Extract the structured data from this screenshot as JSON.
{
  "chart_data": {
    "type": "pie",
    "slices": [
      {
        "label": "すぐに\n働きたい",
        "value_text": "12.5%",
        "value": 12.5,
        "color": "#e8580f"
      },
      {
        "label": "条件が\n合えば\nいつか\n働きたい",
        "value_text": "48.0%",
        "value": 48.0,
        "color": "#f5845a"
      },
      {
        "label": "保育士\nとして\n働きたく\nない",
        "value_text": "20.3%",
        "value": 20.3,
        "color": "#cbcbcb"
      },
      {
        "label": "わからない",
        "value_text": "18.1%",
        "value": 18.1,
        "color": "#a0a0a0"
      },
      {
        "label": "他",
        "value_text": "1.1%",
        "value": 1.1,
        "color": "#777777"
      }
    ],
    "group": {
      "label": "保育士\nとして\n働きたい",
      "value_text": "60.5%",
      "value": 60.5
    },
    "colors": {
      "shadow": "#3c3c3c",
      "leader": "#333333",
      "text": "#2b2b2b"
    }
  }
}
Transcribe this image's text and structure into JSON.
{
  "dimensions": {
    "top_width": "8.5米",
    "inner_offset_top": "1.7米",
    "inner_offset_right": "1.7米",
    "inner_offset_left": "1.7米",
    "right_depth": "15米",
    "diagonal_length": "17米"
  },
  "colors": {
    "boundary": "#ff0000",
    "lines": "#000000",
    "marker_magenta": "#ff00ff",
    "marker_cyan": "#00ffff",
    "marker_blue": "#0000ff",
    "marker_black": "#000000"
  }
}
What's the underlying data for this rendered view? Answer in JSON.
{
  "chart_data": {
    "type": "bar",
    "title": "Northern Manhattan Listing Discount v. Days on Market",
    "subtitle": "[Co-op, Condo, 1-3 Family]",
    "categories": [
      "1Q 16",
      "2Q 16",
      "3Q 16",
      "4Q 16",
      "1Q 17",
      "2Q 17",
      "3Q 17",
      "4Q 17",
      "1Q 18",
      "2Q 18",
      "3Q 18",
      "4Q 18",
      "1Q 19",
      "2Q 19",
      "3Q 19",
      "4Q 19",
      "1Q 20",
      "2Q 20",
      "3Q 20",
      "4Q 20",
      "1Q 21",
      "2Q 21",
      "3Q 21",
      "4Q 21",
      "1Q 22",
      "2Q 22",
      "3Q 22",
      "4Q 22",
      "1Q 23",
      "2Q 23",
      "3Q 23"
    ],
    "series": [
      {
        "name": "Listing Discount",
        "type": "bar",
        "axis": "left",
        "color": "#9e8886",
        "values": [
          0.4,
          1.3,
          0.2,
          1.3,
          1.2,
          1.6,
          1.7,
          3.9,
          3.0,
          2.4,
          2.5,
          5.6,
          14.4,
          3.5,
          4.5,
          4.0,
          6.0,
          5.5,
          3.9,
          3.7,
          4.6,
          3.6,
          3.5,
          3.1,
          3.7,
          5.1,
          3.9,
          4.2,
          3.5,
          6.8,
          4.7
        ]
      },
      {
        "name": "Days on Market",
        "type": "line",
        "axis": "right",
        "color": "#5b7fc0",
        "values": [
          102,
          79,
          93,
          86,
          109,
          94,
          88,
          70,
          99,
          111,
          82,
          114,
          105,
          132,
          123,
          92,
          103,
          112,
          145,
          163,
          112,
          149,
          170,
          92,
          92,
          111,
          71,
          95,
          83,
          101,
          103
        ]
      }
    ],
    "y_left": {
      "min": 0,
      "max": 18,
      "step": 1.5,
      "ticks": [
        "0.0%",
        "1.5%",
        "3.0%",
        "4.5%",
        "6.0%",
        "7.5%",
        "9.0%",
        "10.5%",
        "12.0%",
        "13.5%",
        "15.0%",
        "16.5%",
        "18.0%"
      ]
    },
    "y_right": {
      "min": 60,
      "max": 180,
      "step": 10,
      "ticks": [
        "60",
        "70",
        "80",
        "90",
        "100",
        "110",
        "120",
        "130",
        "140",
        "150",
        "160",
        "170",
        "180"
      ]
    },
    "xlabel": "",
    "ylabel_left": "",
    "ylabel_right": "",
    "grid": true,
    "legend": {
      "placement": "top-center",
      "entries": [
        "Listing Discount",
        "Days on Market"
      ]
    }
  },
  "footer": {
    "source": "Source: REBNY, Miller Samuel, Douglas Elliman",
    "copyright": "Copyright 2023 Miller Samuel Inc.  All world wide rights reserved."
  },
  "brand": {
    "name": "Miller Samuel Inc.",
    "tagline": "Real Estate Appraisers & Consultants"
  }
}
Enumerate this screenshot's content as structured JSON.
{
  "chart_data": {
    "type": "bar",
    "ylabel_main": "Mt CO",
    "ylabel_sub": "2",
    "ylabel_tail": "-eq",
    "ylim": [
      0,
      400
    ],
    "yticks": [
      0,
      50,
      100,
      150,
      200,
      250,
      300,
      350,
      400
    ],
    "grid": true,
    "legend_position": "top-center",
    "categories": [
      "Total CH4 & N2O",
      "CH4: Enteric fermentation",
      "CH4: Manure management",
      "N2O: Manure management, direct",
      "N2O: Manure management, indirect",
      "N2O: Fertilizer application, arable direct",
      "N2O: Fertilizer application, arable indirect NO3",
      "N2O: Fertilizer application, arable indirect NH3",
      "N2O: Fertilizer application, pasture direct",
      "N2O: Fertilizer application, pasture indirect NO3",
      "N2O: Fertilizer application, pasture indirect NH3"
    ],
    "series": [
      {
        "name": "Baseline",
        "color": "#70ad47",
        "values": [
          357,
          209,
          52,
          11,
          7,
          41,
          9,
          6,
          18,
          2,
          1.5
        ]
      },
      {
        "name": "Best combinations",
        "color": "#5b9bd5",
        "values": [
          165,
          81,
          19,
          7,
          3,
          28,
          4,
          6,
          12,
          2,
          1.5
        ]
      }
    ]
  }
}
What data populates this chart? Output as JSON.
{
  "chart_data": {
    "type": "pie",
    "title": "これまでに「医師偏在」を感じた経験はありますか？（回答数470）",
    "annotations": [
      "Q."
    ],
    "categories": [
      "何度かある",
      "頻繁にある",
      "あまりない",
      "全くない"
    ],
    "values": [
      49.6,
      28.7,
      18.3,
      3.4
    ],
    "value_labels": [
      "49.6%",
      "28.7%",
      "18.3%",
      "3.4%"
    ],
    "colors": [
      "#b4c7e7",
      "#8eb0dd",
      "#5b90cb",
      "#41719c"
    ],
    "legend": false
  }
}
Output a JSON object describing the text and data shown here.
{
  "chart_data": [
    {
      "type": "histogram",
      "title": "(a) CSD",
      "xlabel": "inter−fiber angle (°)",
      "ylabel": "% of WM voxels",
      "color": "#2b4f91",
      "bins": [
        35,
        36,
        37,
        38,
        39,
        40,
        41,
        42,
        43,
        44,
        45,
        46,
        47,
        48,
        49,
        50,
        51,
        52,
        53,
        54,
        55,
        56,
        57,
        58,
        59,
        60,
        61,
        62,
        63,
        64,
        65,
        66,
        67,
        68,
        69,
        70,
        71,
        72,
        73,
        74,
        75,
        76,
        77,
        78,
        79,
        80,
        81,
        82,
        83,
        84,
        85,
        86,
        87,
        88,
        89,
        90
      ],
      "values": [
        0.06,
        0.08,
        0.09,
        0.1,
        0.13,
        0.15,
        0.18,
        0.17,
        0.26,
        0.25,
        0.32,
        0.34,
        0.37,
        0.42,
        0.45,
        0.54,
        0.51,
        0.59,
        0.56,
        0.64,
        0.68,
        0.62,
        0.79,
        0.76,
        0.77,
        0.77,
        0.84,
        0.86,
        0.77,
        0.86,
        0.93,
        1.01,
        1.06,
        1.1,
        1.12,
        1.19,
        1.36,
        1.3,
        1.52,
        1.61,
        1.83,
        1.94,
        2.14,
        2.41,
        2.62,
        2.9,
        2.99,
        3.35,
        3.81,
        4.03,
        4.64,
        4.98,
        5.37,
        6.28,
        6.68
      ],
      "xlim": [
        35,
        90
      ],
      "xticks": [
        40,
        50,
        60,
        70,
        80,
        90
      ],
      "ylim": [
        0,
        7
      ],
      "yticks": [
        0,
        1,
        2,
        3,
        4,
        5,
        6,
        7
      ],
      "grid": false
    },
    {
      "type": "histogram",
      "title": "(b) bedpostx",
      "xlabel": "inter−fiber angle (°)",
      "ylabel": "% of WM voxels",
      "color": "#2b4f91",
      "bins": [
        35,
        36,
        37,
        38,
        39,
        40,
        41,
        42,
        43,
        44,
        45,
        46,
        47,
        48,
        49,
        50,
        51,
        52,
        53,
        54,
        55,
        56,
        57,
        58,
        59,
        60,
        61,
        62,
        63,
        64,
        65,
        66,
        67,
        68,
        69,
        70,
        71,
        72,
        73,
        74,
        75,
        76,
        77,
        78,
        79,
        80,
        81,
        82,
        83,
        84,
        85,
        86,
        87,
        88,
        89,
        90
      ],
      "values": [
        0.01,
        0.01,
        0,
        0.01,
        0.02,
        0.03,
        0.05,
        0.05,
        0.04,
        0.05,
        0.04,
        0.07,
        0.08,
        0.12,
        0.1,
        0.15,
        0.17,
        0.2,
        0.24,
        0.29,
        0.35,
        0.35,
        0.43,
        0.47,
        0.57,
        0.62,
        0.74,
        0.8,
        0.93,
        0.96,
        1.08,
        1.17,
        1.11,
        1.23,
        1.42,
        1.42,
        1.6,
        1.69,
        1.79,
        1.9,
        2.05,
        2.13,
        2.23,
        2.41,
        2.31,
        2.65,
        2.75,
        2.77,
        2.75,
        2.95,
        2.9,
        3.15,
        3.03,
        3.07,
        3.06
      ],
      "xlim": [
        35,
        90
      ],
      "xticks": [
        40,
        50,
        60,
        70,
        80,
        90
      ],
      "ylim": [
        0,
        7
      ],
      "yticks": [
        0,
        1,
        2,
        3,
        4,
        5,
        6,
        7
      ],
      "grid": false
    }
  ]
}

_ _ _ _ _ _ _

## [Exercise details]
Pull out all lines from the entries above in which the word "name" appears.

## [Problem solution]
        "name": "Listing Discount",
        "name": "Days on Market",
    "name": "Miller Samuel Inc.",
        "name": "Baseline",
        "name": "Best combinations",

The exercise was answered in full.